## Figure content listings
-- BEGIN --

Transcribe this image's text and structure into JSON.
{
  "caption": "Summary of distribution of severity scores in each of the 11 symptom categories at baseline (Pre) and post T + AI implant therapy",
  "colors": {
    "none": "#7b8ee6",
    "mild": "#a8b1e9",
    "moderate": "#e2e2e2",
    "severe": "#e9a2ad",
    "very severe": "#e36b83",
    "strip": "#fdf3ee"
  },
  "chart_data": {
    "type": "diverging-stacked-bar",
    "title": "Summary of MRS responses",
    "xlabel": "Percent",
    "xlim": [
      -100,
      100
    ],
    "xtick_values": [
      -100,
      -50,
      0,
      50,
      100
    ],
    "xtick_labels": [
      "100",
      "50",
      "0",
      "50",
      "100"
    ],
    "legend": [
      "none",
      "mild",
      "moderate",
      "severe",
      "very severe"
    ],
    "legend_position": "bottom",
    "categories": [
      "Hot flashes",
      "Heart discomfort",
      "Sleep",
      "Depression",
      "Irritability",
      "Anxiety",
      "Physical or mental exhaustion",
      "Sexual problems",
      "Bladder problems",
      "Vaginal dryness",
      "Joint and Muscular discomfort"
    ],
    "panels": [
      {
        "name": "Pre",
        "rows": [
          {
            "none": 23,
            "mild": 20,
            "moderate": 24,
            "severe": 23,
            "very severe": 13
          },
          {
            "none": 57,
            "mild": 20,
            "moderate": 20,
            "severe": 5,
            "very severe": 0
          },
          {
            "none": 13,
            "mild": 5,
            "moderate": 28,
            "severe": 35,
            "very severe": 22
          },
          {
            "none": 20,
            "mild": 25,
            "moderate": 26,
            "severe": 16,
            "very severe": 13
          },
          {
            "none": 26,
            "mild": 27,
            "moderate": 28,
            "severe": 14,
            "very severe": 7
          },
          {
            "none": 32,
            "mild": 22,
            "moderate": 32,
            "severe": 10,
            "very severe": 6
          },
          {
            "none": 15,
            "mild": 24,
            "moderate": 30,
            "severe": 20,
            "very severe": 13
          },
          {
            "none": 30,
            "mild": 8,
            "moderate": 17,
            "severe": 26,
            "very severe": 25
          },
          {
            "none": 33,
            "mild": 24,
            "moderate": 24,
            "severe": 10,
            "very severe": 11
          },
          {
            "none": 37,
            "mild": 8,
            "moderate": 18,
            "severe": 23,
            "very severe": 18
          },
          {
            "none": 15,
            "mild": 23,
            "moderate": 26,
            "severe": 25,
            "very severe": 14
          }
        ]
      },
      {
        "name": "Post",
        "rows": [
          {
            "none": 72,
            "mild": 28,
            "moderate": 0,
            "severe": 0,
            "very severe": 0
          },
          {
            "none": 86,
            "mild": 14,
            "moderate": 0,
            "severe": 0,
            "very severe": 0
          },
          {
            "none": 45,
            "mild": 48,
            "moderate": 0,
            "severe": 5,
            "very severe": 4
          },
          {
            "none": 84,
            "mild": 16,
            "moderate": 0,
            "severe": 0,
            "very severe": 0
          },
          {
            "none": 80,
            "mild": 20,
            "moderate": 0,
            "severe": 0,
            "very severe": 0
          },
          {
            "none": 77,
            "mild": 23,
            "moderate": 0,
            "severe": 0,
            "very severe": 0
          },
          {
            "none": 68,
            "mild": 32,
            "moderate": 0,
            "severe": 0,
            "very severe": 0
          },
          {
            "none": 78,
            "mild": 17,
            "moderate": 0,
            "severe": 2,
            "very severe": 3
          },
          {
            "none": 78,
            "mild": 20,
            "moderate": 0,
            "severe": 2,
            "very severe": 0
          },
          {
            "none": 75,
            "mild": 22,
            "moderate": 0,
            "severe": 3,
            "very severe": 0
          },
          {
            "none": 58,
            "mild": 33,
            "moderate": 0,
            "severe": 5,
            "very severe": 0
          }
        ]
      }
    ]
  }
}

-- END --

## THE TASK
Write out the full set of records exactly as given.

## SOLUTION TO THIS EXERCISE
Transcribe this image's text and structure into JSON.
{
  "caption": "Summary of distribution of severity scores in each of the 11 symptom categories at baseline (Pre) and post T + AI implant therapy",
  "colors": {
    "none": "#7b8ee6",
    "mild": "#a8b1e9",
    "moderate": "#e2e2e2",
    "severe": "#e9a2ad",
    "very severe": "#e36b83",
    "strip": "#fdf3ee"
  },
  "chart_data": {
    "type": "diverging-stacked-bar",
    "title": "Summary of MRS responses",
    "xlabel": "Percent",
    "xlim": [
      -100,
      100
    ],
    "xtick_values": [
      -100,
      -50,
      0,
      50,
      100
    ],
    "xtick_labels": [
      "100",
      "50",
      "0",
      "50",
      "100"
    ],
    "legend": [
      "none",
      "mild",
      "moderate",
      "severe",
      "very severe"
    ],
    "legend_position": "bottom",
    "categories": [
      "Hot flashes",
      "Heart discomfort",
      "Sleep",
      "Depression",
      "Irritability",
      "Anxiety",
      "Physical or mental exhaustion",
      "Sexual problems",
      "Bladder problems",
      "Vaginal dryness",
      "Joint and Muscular discomfort"
    ],
    "panels": [
      {
        "name": "Pre",
        "rows": [
          {
            "none": 23,
            "mild": 20,
            "moderate": 24,
            "severe": 23,
            "very severe": 13
          },
          {
            "none": 57,
            "mild": 20,
            "moderate": 20,
            "severe": 5,
            "very severe": 0
          },
          {
            "none": 13,
            "mild": 5,
            "moderate": 28,
            "severe": 35,
            "very severe": 22
          },
          {
            "none": 20,
            "mild": 25,
            "moderate": 26,
            "severe": 16,
            "very severe": 13
          },
          {
            "none": 26,
            "mild": 27,
            "moderate": 28,
            "severe": 14,
            "very severe": 7
          },
          {
            "none": 32,
            "mild": 22,
            "moderate": 32,
            "severe": 10,
            "very severe": 6
          },
          {
            "none": 15,
            "mild": 24,
            "moderate": 30,
            "severe": 20,
            "very severe": 13
          },
          {
            "none": 30,
            "mild": 8,
            "moderate": 17,
            "severe": 26,
            "very severe": 25
          },
          {
            "none": 33,
            "mild": 24,
            "moderate": 24,
            "severe": 10,
            "very severe": 11
          },
          {
            "none": 37,
            "mild": 8,
            "moderate": 18,
            "severe": 23,
            "very severe": 18
          },
          {
            "none": 15,
            "mild": 23,
            "moderate": 26,
            "severe": 25,
            "very severe": 14
          }
        ]
      },
      {
        "name": "Post",
        "rows": [
          {
            "none": 72,
            "mild": 28,
            "moderate": 0,
            "severe": 0,
            "very severe": 0
          },
          {
            "none": 86,
            "mild": 14,
            "moderate": 0,
            "severe": 0,
            "very severe": 0
          },
          {
            "none": 45,
            "mild": 48,
            "moderate": 0,
            "severe": 5,
            "very severe": 4
          },
          {
            "none": 84,
            "mild": 16,
            "moderate": 0,
            "severe": 0,
            "very severe": 0
          },
          {
            "none": 80,
            "mild": 20,
            "moderate": 0,
            "severe": 0,
            "very severe": 0
          },
          {
            "none": 77,
            "mild": 23,
            "moderate": 0,
            "severe": 0,
            "very severe": 0
          },
          {
            "none": 68,
            "mild": 32,
            "moderate": 0,
            "severe": 0,
            "very severe": 0
          },
          {
            "none": 78,
            "mild": 17,
            "moderate": 0,
            "severe": 2,
            "very severe": 3
          },
          {
            "none": 78,
            "mild": 20,
            "moderate": 0,
            "severe": 2,
            "very severe": 0
          },
          {
            "none": 75,
            "mild": 22,
            "moderate": 0,
            "severe": 3,
            "very severe": 0
          },
          {
            "none": 58,
            "mild": 33,
            "moderate": 0,
            "severe": 5,
            "very severe": 0
          }
        ]
      }
    ]
  }
}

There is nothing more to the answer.